[Extracted data entries]
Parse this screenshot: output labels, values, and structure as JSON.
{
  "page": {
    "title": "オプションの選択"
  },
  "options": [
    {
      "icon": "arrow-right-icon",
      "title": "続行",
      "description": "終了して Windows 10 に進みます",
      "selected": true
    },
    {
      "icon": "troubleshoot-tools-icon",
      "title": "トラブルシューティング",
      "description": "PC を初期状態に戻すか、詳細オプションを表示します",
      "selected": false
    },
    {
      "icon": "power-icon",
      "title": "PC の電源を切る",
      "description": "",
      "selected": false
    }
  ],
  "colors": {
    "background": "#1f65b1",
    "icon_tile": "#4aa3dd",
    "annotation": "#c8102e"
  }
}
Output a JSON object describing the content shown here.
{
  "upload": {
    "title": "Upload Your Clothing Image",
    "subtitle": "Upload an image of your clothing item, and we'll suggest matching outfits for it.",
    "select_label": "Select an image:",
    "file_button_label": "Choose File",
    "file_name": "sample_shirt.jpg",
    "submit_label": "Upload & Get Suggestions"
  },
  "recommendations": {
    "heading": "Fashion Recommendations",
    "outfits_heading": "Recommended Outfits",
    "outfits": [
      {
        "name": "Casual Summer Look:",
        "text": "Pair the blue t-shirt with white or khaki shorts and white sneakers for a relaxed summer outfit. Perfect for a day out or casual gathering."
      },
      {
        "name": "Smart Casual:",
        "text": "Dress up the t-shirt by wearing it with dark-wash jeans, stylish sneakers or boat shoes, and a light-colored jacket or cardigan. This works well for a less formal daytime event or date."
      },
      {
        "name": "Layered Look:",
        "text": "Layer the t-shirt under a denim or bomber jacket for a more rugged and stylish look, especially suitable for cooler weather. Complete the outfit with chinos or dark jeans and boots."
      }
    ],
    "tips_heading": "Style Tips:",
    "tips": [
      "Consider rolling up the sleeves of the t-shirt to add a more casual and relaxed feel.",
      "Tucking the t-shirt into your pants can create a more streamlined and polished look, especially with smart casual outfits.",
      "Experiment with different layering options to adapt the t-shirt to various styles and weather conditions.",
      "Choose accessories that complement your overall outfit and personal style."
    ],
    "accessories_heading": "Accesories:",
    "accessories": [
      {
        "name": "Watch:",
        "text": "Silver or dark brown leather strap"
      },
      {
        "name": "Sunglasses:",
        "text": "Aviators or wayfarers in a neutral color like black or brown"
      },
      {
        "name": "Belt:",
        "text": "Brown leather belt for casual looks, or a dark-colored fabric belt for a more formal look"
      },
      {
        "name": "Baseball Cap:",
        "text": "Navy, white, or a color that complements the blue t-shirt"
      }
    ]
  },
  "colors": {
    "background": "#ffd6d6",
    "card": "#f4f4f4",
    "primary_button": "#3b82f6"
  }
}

### TO DO
Identify the lines of the data that contain the word "options". Copy each of them.

### RESULT
  "options": [
      "Experiment with different layering options to adapt the t-shirt to various styles and weather conditions.",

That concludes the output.